§ **PROBLEM TO WORK ON**
Pick out every line holding the string "Variogram" and copy it.
━━━━━ DATASET
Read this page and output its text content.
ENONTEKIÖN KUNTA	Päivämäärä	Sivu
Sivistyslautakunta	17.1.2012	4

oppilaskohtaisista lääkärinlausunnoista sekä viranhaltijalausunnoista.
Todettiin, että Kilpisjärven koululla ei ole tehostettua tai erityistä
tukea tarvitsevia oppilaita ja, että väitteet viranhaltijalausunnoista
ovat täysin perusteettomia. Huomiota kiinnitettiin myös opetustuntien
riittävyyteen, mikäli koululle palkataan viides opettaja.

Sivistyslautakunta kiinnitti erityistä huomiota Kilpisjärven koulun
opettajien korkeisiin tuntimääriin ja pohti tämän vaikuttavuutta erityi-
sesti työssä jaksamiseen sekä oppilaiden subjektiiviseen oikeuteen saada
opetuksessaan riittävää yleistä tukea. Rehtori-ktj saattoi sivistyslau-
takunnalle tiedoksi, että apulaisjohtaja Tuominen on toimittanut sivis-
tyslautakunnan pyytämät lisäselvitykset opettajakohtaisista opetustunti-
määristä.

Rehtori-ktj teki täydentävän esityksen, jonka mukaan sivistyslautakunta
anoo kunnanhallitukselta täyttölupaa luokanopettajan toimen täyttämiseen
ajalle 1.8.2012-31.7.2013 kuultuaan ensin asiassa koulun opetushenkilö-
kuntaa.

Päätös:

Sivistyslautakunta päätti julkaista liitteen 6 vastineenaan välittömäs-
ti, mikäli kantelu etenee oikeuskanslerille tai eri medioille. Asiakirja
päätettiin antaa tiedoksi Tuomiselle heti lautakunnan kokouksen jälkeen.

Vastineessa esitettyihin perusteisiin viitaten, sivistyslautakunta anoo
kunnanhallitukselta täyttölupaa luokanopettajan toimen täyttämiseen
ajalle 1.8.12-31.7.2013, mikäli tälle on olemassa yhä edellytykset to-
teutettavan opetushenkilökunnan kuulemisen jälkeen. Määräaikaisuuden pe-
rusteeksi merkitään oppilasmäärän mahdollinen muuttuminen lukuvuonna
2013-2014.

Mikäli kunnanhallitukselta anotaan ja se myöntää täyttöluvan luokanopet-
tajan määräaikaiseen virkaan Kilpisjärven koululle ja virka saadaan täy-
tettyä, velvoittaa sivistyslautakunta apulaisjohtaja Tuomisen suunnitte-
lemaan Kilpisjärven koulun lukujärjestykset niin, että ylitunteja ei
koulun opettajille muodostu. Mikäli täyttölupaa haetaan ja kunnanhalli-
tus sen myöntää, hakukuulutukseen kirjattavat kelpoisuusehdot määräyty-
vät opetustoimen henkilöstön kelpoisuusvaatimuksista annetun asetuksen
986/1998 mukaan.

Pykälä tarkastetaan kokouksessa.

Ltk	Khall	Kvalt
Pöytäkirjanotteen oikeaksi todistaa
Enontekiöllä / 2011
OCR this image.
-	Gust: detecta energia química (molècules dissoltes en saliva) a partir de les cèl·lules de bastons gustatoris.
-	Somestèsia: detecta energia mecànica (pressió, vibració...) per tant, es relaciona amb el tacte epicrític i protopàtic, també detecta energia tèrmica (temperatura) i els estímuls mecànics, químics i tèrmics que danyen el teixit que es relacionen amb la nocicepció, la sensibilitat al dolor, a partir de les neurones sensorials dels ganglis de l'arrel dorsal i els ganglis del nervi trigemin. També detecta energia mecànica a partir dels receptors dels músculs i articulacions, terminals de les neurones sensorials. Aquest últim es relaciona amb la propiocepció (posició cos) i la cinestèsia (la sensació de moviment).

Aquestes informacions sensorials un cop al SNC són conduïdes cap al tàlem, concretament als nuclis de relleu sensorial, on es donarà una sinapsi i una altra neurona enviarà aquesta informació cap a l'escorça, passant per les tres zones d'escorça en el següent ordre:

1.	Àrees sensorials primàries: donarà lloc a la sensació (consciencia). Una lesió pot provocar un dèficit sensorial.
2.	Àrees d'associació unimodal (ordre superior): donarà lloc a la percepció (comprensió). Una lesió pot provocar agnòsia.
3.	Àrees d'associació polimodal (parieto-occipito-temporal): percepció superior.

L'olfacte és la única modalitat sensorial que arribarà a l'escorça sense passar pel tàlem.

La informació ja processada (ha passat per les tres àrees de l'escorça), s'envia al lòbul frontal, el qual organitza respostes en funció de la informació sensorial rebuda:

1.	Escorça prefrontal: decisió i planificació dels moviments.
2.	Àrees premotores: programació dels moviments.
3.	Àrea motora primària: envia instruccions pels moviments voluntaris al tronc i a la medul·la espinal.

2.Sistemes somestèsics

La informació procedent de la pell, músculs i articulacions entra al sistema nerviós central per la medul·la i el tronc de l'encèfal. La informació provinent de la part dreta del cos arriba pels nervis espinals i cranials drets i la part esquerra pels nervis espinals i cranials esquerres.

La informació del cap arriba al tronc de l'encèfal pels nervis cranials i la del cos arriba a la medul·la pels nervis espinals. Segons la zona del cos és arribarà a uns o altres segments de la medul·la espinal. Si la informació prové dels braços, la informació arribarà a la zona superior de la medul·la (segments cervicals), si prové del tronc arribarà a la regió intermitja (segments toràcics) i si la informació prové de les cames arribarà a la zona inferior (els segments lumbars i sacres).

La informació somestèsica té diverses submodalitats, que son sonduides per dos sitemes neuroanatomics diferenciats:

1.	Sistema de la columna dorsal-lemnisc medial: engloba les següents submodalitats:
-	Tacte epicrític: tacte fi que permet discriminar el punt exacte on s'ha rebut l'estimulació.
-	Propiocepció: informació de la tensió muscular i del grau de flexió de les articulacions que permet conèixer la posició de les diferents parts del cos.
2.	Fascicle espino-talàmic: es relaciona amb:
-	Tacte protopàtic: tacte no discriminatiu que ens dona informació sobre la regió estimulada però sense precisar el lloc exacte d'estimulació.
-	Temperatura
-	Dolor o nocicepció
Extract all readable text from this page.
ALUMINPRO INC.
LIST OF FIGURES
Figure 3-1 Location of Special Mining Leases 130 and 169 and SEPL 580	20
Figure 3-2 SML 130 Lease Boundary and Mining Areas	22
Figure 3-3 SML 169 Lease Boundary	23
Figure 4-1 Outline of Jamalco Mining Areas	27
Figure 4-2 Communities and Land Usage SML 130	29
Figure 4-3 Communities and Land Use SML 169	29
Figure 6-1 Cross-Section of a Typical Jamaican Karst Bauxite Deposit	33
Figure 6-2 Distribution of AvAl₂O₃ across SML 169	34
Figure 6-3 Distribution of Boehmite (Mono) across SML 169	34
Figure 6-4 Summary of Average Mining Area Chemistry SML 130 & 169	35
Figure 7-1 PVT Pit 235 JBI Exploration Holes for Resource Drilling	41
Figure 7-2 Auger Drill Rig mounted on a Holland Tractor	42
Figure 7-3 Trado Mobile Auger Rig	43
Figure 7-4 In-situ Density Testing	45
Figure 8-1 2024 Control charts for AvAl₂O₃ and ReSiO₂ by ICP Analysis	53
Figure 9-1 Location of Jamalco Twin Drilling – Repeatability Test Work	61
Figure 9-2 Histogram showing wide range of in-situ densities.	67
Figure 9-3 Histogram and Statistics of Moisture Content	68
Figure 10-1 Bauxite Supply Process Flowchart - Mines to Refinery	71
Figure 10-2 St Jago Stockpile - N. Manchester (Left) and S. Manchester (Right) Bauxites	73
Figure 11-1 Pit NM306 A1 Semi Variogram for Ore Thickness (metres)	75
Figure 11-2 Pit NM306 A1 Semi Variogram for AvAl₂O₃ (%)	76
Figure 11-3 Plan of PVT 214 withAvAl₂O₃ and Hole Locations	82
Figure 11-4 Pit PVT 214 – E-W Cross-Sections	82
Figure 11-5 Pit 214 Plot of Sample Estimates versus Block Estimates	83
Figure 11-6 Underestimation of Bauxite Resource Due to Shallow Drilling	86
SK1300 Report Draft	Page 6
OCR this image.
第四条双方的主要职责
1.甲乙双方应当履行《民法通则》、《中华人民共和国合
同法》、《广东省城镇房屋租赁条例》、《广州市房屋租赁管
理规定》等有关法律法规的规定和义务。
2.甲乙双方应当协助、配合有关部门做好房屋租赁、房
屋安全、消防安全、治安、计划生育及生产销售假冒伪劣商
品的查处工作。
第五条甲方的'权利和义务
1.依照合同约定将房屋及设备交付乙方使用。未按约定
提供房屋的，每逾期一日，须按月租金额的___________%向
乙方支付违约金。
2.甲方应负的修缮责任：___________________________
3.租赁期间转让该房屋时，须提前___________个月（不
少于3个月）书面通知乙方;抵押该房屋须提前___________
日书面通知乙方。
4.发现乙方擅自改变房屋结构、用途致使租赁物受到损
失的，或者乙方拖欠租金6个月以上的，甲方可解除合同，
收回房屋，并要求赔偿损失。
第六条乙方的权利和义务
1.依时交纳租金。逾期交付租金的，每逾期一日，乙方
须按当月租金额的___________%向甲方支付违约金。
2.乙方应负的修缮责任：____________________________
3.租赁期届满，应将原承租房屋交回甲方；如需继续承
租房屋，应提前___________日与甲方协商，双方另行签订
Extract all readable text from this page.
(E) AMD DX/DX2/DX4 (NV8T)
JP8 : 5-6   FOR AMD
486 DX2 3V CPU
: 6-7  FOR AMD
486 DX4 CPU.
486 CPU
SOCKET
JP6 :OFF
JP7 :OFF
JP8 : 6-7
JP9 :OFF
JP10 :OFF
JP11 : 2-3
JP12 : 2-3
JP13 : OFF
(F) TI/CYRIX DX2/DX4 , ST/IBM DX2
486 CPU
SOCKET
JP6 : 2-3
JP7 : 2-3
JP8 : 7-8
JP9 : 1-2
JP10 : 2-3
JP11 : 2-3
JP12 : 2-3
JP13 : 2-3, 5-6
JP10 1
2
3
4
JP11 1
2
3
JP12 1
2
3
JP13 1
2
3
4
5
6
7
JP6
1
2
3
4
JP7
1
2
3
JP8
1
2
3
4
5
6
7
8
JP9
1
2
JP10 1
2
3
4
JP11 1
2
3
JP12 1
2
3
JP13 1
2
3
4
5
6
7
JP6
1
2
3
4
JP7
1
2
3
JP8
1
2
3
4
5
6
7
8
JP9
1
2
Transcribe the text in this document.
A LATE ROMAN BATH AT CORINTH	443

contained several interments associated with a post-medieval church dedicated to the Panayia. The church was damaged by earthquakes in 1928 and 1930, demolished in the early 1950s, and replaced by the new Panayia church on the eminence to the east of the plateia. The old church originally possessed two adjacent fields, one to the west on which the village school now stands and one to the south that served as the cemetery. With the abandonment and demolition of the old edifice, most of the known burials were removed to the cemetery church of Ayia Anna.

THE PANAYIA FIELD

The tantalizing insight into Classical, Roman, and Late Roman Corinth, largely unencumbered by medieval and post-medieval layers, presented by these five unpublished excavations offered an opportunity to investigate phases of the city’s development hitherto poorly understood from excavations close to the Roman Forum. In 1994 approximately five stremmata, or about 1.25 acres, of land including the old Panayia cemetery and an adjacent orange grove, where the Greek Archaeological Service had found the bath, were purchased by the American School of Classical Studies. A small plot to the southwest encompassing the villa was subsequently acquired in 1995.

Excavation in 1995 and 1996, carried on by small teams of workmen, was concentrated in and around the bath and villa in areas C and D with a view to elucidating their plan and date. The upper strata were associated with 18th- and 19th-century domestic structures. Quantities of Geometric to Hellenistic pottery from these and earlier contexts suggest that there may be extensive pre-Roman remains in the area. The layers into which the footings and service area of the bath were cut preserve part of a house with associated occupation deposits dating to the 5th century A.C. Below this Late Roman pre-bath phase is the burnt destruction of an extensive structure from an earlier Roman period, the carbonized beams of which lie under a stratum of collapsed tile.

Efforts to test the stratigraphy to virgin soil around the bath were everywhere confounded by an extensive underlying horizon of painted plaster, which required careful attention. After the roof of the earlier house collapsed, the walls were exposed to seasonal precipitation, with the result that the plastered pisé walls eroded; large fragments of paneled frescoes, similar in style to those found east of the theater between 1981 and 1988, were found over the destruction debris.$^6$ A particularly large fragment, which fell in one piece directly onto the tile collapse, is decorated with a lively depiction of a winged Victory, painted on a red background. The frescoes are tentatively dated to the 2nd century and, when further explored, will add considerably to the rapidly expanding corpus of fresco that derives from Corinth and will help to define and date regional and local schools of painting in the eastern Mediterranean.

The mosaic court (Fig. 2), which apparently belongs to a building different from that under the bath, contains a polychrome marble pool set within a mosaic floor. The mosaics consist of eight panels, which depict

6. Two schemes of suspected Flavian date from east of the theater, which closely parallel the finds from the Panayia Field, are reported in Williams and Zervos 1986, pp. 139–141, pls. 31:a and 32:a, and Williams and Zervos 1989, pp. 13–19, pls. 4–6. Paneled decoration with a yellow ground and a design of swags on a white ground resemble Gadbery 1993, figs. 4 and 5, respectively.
━━━━━━━━━━
§ **RESPONSE FOR THIS EXERCISE**
Figure 11-1 Pit NM306 A1 Semi Variogram for Ore Thickness (metres)	75
Figure 11-2 Pit NM306 A1 Semi Variogram for AvAl₂O₃ (%)	76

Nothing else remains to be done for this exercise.